"""

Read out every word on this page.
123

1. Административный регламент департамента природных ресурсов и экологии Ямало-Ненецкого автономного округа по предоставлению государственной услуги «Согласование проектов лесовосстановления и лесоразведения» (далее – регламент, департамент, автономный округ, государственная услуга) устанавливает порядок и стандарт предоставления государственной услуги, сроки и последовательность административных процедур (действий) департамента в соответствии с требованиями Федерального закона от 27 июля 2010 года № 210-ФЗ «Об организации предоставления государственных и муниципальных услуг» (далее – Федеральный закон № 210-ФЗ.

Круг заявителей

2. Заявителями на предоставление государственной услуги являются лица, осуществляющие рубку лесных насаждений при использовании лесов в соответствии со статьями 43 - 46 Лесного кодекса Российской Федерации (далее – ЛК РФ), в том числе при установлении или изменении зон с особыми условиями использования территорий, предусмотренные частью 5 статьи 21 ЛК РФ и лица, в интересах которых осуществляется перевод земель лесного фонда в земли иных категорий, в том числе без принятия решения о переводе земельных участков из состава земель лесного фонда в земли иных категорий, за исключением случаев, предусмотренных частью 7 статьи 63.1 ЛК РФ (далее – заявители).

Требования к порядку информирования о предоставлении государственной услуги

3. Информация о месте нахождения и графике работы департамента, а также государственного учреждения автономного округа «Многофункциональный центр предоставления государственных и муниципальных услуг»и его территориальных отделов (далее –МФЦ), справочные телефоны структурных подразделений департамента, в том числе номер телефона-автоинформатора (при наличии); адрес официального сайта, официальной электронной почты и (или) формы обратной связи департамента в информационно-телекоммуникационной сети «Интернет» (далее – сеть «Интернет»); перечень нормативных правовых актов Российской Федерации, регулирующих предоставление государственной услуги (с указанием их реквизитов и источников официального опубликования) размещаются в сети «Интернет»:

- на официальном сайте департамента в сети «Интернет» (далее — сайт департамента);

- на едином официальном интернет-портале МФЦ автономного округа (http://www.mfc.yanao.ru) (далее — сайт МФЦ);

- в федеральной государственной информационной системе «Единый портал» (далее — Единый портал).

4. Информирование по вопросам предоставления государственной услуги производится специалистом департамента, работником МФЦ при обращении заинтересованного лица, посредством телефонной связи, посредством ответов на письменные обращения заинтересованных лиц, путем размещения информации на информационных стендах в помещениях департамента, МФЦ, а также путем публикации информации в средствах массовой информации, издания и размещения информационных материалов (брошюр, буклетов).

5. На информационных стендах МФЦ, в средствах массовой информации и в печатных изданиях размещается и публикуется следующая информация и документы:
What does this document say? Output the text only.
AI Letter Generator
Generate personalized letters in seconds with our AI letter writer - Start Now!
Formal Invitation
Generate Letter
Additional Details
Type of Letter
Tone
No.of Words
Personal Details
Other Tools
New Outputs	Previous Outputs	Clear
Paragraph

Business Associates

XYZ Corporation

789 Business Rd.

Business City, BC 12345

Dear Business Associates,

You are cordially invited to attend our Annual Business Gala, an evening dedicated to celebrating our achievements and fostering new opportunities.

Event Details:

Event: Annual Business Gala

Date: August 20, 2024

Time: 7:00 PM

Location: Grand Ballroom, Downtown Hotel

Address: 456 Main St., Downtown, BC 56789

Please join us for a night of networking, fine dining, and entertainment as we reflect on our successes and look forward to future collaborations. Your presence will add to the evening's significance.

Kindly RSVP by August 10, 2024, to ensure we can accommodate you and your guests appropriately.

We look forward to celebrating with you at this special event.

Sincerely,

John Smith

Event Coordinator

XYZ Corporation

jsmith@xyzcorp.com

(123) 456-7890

"""

**Stated exercise:** Without changing a word, restate the whole listing.

**Problem solution:**
Read out every word on this page.
123

1. Административный регламент департамента природных ресурсов и экологии Ямало-Ненецкого автономного округа по предоставлению государственной услуги «Согласование проектов лесовосстановления и лесоразведения» (далее – регламент, департамент, автономный округ, государственная услуга) устанавливает порядок и стандарт предоставления государственной услуги, сроки и последовательность административных процедур (действий) департамента в соответствии с требованиями Федерального закона от 27 июля 2010 года № 210-ФЗ «Об организации предоставления государственных и муниципальных услуг» (далее – Федеральный закон № 210-ФЗ.

Круг заявителей

2. Заявителями на предоставление государственной услуги являются лица, осуществляющие рубку лесных насаждений при использовании лесов в соответствии со статьями 43 - 46 Лесного кодекса Российской Федерации (далее – ЛК РФ), в том числе при установлении или изменении зон с особыми условиями использования территорий, предусмотренные частью 5 статьи 21 ЛК РФ и лица, в интересах которых осуществляется перевод земель лесного фонда в земли иных категорий, в том числе без принятия решения о переводе земельных участков из состава земель лесного фонда в земли иных категорий, за исключением случаев, предусмотренных частью 7 статьи 63.1 ЛК РФ (далее – заявители).

Требования к порядку информирования о предоставлении государственной услуги

3. Информация о месте нахождения и графике работы департамента, а также государственного учреждения автономного округа «Многофункциональный центр предоставления государственных и муниципальных услуг»и его территориальных отделов (далее –МФЦ), справочные телефоны структурных подразделений департамента, в том числе номер телефона-автоинформатора (при наличии); адрес официального сайта, официальной электронной почты и (или) формы обратной связи департамента в информационно-телекоммуникационной сети «Интернет» (далее – сеть «Интернет»); перечень нормативных правовых актов Российской Федерации, регулирующих предоставление государственной услуги (с указанием их реквизитов и источников официального опубликования) размещаются в сети «Интернет»:

- на официальном сайте департамента в сети «Интернет» (далее — сайт департамента);

- на едином официальном интернет-портале МФЦ автономного округа (http://www.mfc.yanao.ru) (далее — сайт МФЦ);

- в федеральной государственной информационной системе «Единый портал» (далее — Единый портал).

4. Информирование по вопросам предоставления государственной услуги производится специалистом департамента, работником МФЦ при обращении заинтересованного лица, посредством телефонной связи, посредством ответов на письменные обращения заинтересованных лиц, путем размещения информации на информационных стендах в помещениях департамента, МФЦ, а также путем публикации информации в средствах массовой информации, издания и размещения информационных материалов (брошюр, буклетов).

5. На информационных стендах МФЦ, в средствах массовой информации и в печатных изданиях размещается и публикуется следующая информация и документы:
What does this document say? Output the text only.
AI Letter Generator
Generate personalized letters in seconds with our AI letter writer - Start Now!
Formal Invitation
Generate Letter
Additional Details
Type of Letter
Tone
No.of Words
Personal Details
Other Tools
New Outputs	Previous Outputs	Clear
Paragraph

Business Associates

XYZ Corporation

789 Business Rd.

Business City, BC 12345

Dear Business Associates,

You are cordially invited to attend our Annual Business Gala, an evening dedicated to celebrating our achievements and fostering new opportunities.

Event Details:

Event: Annual Business Gala

Date: August 20, 2024

Time: 7:00 PM

Location: Grand Ballroom, Downtown Hotel

Address: 456 Main St., Downtown, BC 56789

Please join us for a night of networking, fine dining, and entertainment as we reflect on our successes and look forward to future collaborations. Your presence will add to the evening's significance.

Kindly RSVP by August 10, 2024, to ensure we can accommodate you and your guests appropriately.

We look forward to celebrating with you at this special event.

Sincerely,

John Smith

Event Coordinator

XYZ Corporation

jsmith@xyzcorp.com

(123) 456-7890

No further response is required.